## Your goal
Do any lines in the data below contain "PTIO"? If so, copy every one of them.
[begin Record excerpts]
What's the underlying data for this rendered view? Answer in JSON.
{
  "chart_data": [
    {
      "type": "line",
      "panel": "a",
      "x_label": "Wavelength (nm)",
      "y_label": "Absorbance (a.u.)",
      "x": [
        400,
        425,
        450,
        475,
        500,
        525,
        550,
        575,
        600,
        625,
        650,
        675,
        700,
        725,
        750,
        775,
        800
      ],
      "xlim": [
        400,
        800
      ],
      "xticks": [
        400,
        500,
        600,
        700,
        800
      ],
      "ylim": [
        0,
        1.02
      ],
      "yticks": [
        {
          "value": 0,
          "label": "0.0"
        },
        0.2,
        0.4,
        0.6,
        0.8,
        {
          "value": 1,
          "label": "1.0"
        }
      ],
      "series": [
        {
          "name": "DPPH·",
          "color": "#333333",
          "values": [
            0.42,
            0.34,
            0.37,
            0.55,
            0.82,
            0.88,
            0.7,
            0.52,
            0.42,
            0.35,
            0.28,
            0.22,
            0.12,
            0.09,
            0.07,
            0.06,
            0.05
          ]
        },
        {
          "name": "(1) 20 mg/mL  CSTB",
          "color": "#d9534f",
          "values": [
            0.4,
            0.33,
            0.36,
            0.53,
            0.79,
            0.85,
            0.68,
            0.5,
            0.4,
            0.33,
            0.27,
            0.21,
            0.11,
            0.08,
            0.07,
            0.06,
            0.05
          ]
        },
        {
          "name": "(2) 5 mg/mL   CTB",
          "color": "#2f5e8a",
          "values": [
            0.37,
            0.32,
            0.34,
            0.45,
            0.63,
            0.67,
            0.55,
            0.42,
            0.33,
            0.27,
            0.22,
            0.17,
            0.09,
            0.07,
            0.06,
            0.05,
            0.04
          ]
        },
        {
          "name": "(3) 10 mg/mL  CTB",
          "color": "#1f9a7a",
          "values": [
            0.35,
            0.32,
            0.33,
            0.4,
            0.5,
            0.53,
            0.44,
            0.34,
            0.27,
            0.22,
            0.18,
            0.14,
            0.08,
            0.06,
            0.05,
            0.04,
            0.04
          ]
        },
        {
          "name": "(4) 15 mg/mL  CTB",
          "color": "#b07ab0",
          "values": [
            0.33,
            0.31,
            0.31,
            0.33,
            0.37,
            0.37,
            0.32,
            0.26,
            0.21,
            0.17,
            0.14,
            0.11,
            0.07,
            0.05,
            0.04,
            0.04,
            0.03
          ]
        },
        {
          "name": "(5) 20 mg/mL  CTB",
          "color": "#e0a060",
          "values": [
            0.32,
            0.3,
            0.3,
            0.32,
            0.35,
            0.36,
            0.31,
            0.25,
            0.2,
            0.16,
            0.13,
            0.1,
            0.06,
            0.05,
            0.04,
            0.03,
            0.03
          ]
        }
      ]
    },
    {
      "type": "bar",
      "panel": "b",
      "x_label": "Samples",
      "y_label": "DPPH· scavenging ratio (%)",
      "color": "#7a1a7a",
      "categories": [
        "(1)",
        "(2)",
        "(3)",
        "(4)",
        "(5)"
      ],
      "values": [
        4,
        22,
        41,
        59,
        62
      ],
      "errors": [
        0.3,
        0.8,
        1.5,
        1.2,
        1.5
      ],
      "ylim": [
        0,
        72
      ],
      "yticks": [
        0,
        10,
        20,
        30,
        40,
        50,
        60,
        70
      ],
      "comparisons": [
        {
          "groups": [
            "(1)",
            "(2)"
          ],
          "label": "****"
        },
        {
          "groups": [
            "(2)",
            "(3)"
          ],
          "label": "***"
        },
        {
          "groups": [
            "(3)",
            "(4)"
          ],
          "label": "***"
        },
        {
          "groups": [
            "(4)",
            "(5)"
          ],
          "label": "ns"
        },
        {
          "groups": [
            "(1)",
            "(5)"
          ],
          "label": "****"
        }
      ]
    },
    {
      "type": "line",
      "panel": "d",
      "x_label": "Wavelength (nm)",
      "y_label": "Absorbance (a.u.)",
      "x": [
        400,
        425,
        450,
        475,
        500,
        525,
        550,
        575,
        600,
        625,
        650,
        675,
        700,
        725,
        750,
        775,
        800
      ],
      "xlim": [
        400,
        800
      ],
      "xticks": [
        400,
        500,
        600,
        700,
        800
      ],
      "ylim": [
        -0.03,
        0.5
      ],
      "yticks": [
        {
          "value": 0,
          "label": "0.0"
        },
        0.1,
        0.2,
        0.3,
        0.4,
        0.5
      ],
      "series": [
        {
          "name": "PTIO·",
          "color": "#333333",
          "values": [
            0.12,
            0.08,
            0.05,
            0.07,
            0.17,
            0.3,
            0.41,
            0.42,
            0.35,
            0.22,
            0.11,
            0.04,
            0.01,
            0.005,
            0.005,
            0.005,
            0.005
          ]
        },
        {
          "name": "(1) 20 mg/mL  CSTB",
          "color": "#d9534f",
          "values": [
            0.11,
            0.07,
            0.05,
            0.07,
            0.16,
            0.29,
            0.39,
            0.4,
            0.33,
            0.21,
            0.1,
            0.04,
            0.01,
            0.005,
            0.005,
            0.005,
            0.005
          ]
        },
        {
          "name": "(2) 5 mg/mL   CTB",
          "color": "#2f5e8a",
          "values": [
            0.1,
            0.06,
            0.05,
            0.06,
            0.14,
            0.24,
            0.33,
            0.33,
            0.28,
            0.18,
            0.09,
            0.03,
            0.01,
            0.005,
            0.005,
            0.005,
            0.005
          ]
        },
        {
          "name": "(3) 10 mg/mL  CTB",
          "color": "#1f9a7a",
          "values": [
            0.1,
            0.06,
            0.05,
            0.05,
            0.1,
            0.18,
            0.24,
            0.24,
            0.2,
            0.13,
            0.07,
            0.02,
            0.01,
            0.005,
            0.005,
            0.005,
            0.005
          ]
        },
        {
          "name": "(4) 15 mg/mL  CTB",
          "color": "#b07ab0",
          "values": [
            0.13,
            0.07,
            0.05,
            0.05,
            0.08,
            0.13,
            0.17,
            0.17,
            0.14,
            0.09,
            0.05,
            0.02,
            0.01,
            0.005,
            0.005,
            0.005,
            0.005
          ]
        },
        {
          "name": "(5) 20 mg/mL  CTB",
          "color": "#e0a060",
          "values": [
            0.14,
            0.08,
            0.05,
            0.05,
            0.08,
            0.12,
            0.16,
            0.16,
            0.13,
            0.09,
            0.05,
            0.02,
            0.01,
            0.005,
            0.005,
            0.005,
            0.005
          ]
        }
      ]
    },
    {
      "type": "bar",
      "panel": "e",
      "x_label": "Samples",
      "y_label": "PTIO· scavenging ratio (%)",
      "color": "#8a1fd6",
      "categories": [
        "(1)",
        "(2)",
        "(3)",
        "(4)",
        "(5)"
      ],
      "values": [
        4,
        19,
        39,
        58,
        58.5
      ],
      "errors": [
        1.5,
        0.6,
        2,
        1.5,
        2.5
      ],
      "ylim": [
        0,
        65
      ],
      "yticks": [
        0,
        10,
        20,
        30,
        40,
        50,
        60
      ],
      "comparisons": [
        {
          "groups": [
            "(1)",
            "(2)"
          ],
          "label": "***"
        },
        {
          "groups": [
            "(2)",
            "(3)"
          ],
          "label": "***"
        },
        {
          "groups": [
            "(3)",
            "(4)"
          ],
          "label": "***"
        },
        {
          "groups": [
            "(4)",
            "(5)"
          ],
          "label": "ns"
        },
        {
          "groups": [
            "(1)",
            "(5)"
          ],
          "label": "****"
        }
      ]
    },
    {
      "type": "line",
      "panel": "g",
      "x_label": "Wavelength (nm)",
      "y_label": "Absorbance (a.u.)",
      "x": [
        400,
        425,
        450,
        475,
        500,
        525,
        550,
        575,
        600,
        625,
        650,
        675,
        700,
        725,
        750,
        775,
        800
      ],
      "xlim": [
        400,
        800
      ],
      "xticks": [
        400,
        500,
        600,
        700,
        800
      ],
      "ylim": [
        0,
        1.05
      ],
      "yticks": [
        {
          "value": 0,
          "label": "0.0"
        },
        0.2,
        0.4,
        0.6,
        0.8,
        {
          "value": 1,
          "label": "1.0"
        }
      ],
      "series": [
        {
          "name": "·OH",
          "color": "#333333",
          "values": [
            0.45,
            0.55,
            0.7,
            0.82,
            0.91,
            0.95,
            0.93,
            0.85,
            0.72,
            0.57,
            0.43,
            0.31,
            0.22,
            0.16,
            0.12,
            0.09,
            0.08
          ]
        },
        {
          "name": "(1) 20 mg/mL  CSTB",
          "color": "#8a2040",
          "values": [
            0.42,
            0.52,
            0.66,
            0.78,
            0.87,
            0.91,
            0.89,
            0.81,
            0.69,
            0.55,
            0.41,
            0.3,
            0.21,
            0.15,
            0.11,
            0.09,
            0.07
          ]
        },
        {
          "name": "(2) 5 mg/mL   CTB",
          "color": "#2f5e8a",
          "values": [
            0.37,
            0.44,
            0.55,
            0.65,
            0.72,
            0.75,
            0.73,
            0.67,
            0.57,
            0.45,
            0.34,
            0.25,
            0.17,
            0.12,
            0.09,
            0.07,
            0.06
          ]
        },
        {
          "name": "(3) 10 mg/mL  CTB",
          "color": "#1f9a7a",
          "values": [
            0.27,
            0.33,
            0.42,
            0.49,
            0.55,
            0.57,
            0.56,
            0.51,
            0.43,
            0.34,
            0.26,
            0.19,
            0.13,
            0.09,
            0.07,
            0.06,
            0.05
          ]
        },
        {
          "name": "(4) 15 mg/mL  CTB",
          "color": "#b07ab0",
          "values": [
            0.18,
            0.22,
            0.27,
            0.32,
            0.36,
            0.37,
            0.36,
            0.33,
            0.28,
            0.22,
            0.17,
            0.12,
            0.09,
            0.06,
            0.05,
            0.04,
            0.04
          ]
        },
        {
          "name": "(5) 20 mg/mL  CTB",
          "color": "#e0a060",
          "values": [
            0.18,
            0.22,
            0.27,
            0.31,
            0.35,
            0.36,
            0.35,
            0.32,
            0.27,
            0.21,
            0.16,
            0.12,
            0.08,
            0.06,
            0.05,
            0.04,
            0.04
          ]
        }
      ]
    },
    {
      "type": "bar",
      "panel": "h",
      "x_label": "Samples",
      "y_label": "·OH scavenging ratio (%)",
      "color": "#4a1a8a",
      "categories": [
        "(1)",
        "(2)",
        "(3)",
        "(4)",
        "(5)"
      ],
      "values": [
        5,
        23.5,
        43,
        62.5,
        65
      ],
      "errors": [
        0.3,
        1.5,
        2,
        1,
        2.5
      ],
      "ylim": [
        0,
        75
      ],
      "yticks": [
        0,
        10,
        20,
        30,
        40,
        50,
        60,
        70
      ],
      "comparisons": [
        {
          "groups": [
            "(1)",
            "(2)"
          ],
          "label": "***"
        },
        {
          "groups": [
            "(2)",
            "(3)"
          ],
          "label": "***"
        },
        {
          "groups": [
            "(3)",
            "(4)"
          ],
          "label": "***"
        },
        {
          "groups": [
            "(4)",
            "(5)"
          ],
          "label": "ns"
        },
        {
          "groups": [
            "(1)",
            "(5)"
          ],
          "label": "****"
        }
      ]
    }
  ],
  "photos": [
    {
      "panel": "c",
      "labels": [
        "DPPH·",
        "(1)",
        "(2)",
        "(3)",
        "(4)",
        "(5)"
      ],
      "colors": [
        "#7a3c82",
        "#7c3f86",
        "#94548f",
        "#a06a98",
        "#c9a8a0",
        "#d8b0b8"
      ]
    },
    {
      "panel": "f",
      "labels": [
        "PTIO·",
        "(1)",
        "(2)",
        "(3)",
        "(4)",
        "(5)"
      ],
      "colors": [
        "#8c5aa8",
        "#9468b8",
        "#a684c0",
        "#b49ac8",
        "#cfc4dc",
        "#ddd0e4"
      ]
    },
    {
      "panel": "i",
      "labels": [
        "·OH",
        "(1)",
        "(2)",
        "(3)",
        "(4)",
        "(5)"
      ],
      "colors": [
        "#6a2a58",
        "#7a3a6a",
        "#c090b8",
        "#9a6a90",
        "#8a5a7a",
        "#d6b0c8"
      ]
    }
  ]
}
[end Record excerpts]
## Result of the task
          "name": "PTIO·",
      "y_label": "PTIO· scavenging ratio (%)",
        "PTIO·",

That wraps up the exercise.